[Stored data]
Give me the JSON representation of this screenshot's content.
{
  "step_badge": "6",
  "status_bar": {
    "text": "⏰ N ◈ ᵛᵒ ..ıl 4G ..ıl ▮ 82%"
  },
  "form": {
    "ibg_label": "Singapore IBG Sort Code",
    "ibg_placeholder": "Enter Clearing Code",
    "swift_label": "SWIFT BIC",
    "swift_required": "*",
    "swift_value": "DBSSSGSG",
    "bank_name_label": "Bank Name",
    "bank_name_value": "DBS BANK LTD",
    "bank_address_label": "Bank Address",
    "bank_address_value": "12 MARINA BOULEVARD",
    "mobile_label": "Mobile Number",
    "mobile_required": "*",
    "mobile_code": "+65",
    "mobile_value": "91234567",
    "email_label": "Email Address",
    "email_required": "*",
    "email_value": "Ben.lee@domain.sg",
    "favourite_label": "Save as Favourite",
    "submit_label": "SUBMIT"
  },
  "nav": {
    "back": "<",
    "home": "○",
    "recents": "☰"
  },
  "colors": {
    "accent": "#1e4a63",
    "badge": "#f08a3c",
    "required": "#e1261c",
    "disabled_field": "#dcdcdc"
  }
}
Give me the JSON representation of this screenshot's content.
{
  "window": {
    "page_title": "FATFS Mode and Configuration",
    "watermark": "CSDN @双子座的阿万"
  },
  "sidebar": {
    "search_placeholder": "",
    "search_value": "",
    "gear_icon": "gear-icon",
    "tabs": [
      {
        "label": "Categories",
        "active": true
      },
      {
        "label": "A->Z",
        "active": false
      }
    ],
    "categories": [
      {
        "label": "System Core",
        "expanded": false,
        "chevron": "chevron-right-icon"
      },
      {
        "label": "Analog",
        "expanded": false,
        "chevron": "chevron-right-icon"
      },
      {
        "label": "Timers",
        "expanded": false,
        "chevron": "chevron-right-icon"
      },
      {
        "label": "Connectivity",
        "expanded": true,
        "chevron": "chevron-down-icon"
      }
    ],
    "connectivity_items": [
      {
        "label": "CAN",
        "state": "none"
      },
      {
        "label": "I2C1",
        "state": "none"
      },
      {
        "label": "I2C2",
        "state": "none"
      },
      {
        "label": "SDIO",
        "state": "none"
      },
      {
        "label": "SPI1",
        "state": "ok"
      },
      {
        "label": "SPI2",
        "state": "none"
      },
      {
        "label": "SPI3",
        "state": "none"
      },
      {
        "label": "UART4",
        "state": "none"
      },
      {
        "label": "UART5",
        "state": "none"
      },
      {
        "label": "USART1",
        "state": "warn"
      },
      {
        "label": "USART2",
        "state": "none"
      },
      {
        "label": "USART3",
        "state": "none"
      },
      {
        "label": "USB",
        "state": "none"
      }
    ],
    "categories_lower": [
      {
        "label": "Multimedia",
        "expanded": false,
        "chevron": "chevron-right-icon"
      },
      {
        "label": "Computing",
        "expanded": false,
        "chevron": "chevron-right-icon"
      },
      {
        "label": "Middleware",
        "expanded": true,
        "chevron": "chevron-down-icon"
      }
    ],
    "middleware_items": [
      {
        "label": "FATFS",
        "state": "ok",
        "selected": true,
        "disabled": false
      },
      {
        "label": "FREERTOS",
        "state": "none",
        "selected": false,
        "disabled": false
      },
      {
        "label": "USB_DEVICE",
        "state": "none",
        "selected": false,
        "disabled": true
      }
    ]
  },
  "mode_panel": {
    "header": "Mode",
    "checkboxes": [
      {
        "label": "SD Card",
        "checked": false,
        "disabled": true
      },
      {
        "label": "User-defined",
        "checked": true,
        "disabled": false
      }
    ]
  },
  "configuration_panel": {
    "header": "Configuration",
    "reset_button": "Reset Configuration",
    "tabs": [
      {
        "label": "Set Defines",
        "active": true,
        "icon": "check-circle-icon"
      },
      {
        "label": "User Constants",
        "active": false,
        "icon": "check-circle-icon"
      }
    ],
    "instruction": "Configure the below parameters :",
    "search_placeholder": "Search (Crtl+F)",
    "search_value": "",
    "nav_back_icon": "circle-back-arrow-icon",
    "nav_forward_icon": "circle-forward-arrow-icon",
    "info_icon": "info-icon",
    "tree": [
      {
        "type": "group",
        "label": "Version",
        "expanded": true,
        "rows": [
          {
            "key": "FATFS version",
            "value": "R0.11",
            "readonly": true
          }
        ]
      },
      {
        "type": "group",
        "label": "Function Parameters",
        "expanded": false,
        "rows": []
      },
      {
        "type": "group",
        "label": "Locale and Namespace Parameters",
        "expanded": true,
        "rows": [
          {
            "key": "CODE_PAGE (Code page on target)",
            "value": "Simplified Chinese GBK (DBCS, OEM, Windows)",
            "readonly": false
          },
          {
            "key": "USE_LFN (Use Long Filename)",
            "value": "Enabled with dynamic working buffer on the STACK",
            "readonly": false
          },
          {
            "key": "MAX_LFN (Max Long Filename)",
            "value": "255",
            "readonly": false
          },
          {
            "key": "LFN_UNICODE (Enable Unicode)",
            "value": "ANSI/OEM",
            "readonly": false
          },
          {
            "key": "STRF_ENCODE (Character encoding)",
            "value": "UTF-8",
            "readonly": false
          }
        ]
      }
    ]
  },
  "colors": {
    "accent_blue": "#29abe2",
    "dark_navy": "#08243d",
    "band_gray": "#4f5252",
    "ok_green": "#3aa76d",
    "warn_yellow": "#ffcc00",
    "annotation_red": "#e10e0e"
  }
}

## INSTRUCTION
Give all the entries again exactly; leave none out.

## CORRECT RESPONSE
Give me the JSON representation of this screenshot's content.
{
  "step_badge": "6",
  "status_bar": {
    "text": "⏰ N ◈ ᵛᵒ ..ıl 4G ..ıl ▮ 82%"
  },
  "form": {
    "ibg_label": "Singapore IBG Sort Code",
    "ibg_placeholder": "Enter Clearing Code",
    "swift_label": "SWIFT BIC",
    "swift_required": "*",
    "swift_value": "DBSSSGSG",
    "bank_name_label": "Bank Name",
    "bank_name_value": "DBS BANK LTD",
    "bank_address_label": "Bank Address",
    "bank_address_value": "12 MARINA BOULEVARD",
    "mobile_label": "Mobile Number",
    "mobile_required": "*",
    "mobile_code": "+65",
    "mobile_value": "91234567",
    "email_label": "Email Address",
    "email_required": "*",
    "email_value": "Ben.lee@domain.sg",
    "favourite_label": "Save as Favourite",
    "submit_label": "SUBMIT"
  },
  "nav": {
    "back": "<",
    "home": "○",
    "recents": "☰"
  },
  "colors": {
    "accent": "#1e4a63",
    "badge": "#f08a3c",
    "required": "#e1261c",
    "disabled_field": "#dcdcdc"
  }
}
Give me the JSON representation of this screenshot's content.
{
  "window": {
    "page_title": "FATFS Mode and Configuration",
    "watermark": "CSDN @双子座的阿万"
  },
  "sidebar": {
    "search_placeholder": "",
    "search_value": "",
    "gear_icon": "gear-icon",
    "tabs": [
      {
        "label": "Categories",
        "active": true
      },
      {
        "label": "A->Z",
        "active": false
      }
    ],
    "categories": [
      {
        "label": "System Core",
        "expanded": false,
        "chevron": "chevron-right-icon"
      },
      {
        "label": "Analog",
        "expanded": false,
        "chevron": "chevron-right-icon"
      },
      {
        "label": "Timers",
        "expanded": false,
        "chevron": "chevron-right-icon"
      },
      {
        "label": "Connectivity",
        "expanded": true,
        "chevron": "chevron-down-icon"
      }
    ],
    "connectivity_items": [
      {
        "label": "CAN",
        "state": "none"
      },
      {
        "label": "I2C1",
        "state": "none"
      },
      {
        "label": "I2C2",
        "state": "none"
      },
      {
        "label": "SDIO",
        "state": "none"
      },
      {
        "label": "SPI1",
        "state": "ok"
      },
      {
        "label": "SPI2",
        "state": "none"
      },
      {
        "label": "SPI3",
        "state": "none"
      },
      {
        "label": "UART4",
        "state": "none"
      },
      {
        "label": "UART5",
        "state": "none"
      },
      {
        "label": "USART1",
        "state": "warn"
      },
      {
        "label": "USART2",
        "state": "none"
      },
      {
        "label": "USART3",
        "state": "none"
      },
      {
        "label": "USB",
        "state": "none"
      }
    ],
    "categories_lower": [
      {
        "label": "Multimedia",
        "expanded": false,
        "chevron": "chevron-right-icon"
      },
      {
        "label": "Computing",
        "expanded": false,
        "chevron": "chevron-right-icon"
      },
      {
        "label": "Middleware",
        "expanded": true,
        "chevron": "chevron-down-icon"
      }
    ],
    "middleware_items": [
      {
        "label": "FATFS",
        "state": "ok",
        "selected": true,
        "disabled": false
      },
      {
        "label": "FREERTOS",
        "state": "none",
        "selected": false,
        "disabled": false
      },
      {
        "label": "USB_DEVICE",
        "state": "none",
        "selected": false,
        "disabled": true
      }
    ]
  },
  "mode_panel": {
    "header": "Mode",
    "checkboxes": [
      {
        "label": "SD Card",
        "checked": false,
        "disabled": true
      },
      {
        "label": "User-defined",
        "checked": true,
        "disabled": false
      }
    ]
  },
  "configuration_panel": {
    "header": "Configuration",
    "reset_button": "Reset Configuration",
    "tabs": [
      {
        "label": "Set Defines",
        "active": true,
        "icon": "check-circle-icon"
      },
      {
        "label": "User Constants",
        "active": false,
        "icon": "check-circle-icon"
      }
    ],
    "instruction": "Configure the below parameters :",
    "search_placeholder": "Search (Crtl+F)",
    "search_value": "",
    "nav_back_icon": "circle-back-arrow-icon",
    "nav_forward_icon": "circle-forward-arrow-icon",
    "info_icon": "info-icon",
    "tree": [
      {
        "type": "group",
        "label": "Version",
        "expanded": true,
        "rows": [
          {
            "key": "FATFS version",
            "value": "R0.11",
            "readonly": true
          }
        ]
      },
      {
        "type": "group",
        "label": "Function Parameters",
        "expanded": false,
        "rows": []
      },
      {
        "type": "group",
        "label": "Locale and Namespace Parameters",
        "expanded": true,
        "rows": [
          {
            "key": "CODE_PAGE (Code page on target)",
            "value": "Simplified Chinese GBK (DBCS, OEM, Windows)",
            "readonly": false
          },
          {
            "key": "USE_LFN (Use Long Filename)",
            "value": "Enabled with dynamic working buffer on the STACK",
            "readonly": false
          },
          {
            "key": "MAX_LFN (Max Long Filename)",
            "value": "255",
            "readonly": false
          },
          {
            "key": "LFN_UNICODE (Enable Unicode)",
            "value": "ANSI/OEM",
            "readonly": false
          },
          {
            "key": "STRF_ENCODE (Character encoding)",
            "value": "UTF-8",
            "readonly": false
          }
        ]
      }
    ]
  },
  "colors": {
    "accent_blue": "#29abe2",
    "dark_navy": "#08243d",
    "band_gray": "#4f5252",
    "ok_green": "#3aa76d",
    "warn_yellow": "#ffcc00",
    "annotation_red": "#e10e0e"
  }
}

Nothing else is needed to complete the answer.